Given instruction:
Go through the entries one line at a time, and gather every line that has the word "name".

Records for this task:
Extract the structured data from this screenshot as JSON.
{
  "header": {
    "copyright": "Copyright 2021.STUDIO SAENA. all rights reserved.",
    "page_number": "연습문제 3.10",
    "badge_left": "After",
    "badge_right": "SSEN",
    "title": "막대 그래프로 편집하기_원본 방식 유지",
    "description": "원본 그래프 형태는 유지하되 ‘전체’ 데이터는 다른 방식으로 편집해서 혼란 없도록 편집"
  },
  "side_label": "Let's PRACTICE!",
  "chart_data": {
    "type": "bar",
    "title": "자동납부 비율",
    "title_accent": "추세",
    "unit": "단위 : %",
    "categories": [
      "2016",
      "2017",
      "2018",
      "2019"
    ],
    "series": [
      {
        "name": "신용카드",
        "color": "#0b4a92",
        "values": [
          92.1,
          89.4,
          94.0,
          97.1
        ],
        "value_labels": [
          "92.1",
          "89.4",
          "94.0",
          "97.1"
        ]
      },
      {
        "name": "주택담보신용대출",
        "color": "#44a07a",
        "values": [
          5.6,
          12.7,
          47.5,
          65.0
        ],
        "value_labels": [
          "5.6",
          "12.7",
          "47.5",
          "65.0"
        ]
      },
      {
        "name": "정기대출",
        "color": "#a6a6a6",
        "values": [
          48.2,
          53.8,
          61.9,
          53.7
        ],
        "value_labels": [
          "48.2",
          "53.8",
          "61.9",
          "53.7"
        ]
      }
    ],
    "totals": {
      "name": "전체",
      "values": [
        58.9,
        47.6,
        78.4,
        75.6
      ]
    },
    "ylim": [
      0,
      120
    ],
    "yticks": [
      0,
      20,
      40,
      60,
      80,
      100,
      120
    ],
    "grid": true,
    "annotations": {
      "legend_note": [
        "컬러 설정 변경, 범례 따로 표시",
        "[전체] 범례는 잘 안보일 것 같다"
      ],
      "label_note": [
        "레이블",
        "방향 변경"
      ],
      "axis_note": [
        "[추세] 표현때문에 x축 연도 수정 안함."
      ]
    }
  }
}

Final result:
        "name": "신용카드",
        "name": "주택담보신용대출",
        "name": "정기대출",
      "name": "전체",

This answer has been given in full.